» EXERCISE REQUIREMENTS
An exact copy of the records is required, minus the pictures they hold.

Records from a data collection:
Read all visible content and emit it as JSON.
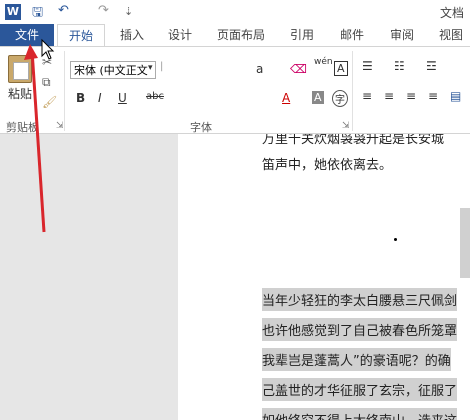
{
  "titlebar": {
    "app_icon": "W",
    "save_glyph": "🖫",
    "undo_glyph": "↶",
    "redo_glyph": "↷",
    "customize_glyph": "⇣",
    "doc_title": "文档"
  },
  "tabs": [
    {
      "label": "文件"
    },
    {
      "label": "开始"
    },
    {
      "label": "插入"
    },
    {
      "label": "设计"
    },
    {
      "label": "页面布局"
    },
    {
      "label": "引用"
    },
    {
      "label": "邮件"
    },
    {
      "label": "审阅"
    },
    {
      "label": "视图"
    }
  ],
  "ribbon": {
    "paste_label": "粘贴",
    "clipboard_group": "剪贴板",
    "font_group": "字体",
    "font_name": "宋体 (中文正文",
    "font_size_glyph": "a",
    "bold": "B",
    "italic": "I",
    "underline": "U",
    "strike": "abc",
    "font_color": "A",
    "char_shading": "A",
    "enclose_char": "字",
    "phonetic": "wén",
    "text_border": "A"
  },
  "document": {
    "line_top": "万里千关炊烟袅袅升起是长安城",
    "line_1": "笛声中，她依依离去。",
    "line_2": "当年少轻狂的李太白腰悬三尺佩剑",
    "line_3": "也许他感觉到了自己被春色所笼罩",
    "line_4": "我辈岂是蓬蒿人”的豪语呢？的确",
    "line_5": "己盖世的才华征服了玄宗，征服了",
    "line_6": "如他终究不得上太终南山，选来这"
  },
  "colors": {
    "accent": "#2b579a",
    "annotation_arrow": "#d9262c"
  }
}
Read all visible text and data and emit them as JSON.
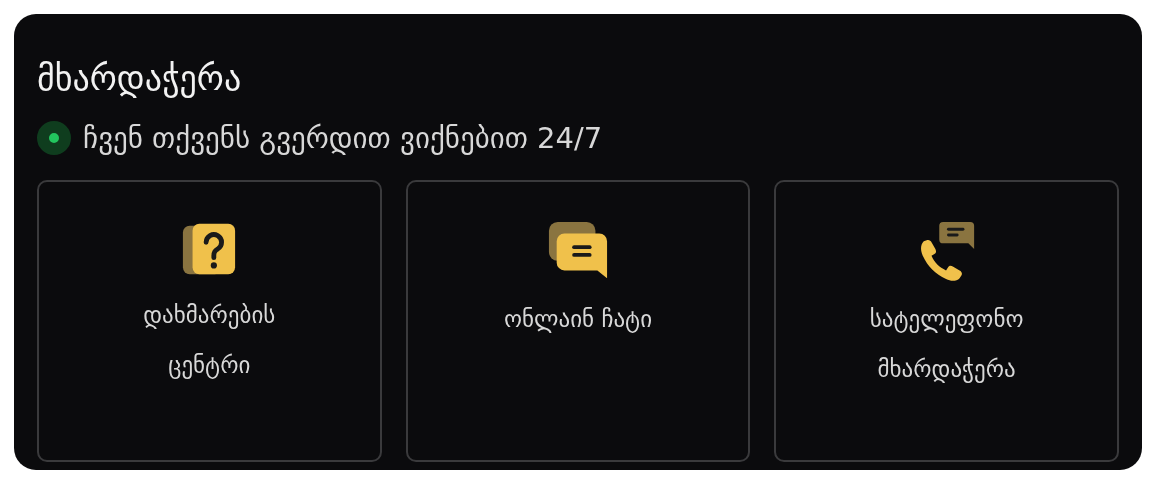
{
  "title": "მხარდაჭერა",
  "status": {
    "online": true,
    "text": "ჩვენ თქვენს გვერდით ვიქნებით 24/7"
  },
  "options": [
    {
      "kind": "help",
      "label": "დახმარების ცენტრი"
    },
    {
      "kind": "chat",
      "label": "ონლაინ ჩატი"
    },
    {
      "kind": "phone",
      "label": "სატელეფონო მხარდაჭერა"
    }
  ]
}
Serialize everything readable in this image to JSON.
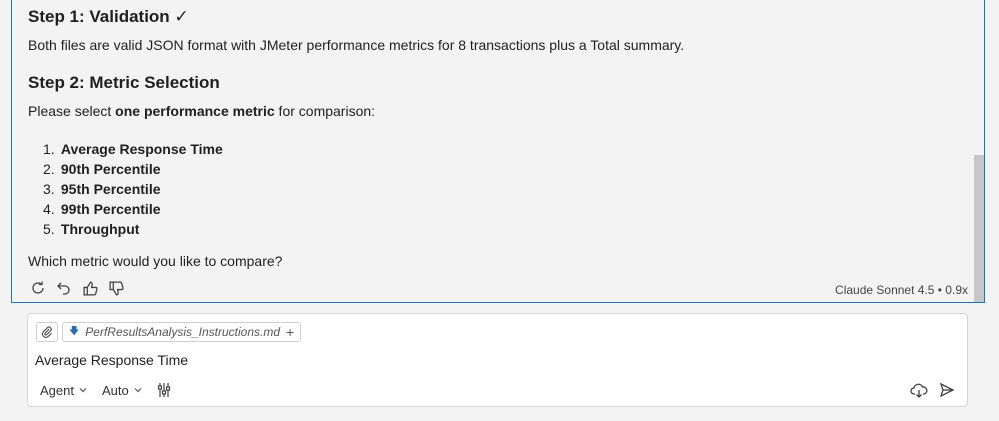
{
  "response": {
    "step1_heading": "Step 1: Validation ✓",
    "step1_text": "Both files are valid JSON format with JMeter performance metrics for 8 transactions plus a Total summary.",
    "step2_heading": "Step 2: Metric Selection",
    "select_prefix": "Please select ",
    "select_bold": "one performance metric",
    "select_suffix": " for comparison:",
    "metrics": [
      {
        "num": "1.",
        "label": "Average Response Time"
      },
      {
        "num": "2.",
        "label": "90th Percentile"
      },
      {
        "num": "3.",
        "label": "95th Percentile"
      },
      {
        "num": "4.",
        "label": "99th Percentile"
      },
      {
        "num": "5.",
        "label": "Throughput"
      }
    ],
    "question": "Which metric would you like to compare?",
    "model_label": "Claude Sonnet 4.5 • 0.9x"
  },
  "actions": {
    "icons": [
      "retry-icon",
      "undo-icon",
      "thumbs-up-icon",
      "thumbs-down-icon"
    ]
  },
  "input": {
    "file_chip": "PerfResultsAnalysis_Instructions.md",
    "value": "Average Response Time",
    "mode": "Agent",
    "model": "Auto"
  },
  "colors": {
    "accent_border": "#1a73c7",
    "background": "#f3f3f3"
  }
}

» IN RESPONSE
Read all visible content and emit it as JSON.
{
  "titlebar": {
    "app_icon": "W",
    "save_glyph": "🖫",
    "undo_glyph": "↶",
    "redo_glyph": "↷",
    "customize_glyph": "⇣",
    "doc_title": "文档"
  },
  "tabs": [
    {
      "label": "文件"
    },
    {
      "label": "开始"
    },
    {
      "label": "插入"
    },
    {
      "label": "设计"
    },
    {
      "label": "页面布局"
    },
    {
      "label": "引用"
    },
    {
      "label": "邮件"
    },
    {
      "label": "审阅"
    },
    {
      "label": "视图"
    }
  ],
  "ribbon": {
    "paste_label": "粘贴",
    "clipboard_group": "剪贴板",
    "font_group": "字体",
    "font_name": "宋体 (中文正文",
    "font_size_glyph": "a",
    "bold": "B",
    "italic": "I",
    "underline": "U",
    "strike": "abc",
    "font_color": "A",
    "char_shading": "A",
    "enclose_char": "字",
    "phonetic": "wén",
    "text_border": "A"
  },
  "document": {
    "line_top": "万里千关炊烟袅袅升起是长安城",
    "line_1": "笛声中，她依依离去。",
    "line_2": "当年少轻狂的李太白腰悬三尺佩剑",
    "line_3": "也许他感觉到了自己被春色所笼罩",
    "line_4": "我辈岂是蓬蒿人”的豪语呢？的确",
    "line_5": "己盖世的才华征服了玄宗，征服了",
    "line_6": "如他终究不得上太终南山，选来这"
  },
  "colors": {
    "accent": "#2b579a",
    "annotation_arrow": "#d9262c"
  }
}
Read all visible text and data and emit them as JSON.
{
  "title": "მხარდაჭერა",
  "status": {
    "online": true,
    "text": "ჩვენ თქვენს გვერდით ვიქნებით 24/7"
  },
  "options": [
    {
      "kind": "help",
      "label": "დახმარების ცენტრი"
    },
    {
      "kind": "chat",
      "label": "ონლაინ ჩატი"
    },
    {
      "kind": "phone",
      "label": "სატელეფონო მხარდაჭერა"
    }
  ]
}
Serialize everything readable in this image to JSON.
{
  "response": {
    "step1_heading": "Step 1: Validation ✓",
    "step1_text": "Both files are valid JSON format with JMeter performance metrics for 8 transactions plus a Total summary.",
    "step2_heading": "Step 2: Metric Selection",
    "select_prefix": "Please select ",
    "select_bold": "one performance metric",
    "select_suffix": " for comparison:",
    "metrics": [
      {
        "num": "1.",
        "label": "Average Response Time"
      },
      {
        "num": "2.",
        "label": "90th Percentile"
      },
      {
        "num": "3.",
        "label": "95th Percentile"
      },
      {
        "num": "4.",
        "label": "99th Percentile"
      },
      {
        "num": "5.",
        "label": "Throughput"
      }
    ],
    "question": "Which metric would you like to compare?",
    "model_label": "Claude Sonnet 4.5 • 0.9x"
  },
  "actions": {
    "icons": [
      "retry-icon",
      "undo-icon",
      "thumbs-up-icon",
      "thumbs-down-icon"
    ]
  },
  "input": {
    "file_chip": "PerfResultsAnalysis_Instructions.md",
    "value": "Average Response Time",
    "mode": "Agent",
    "model": "Auto"
  },
  "colors": {
    "accent_border": "#1a73c7",
    "background": "#f3f3f3"
  }
}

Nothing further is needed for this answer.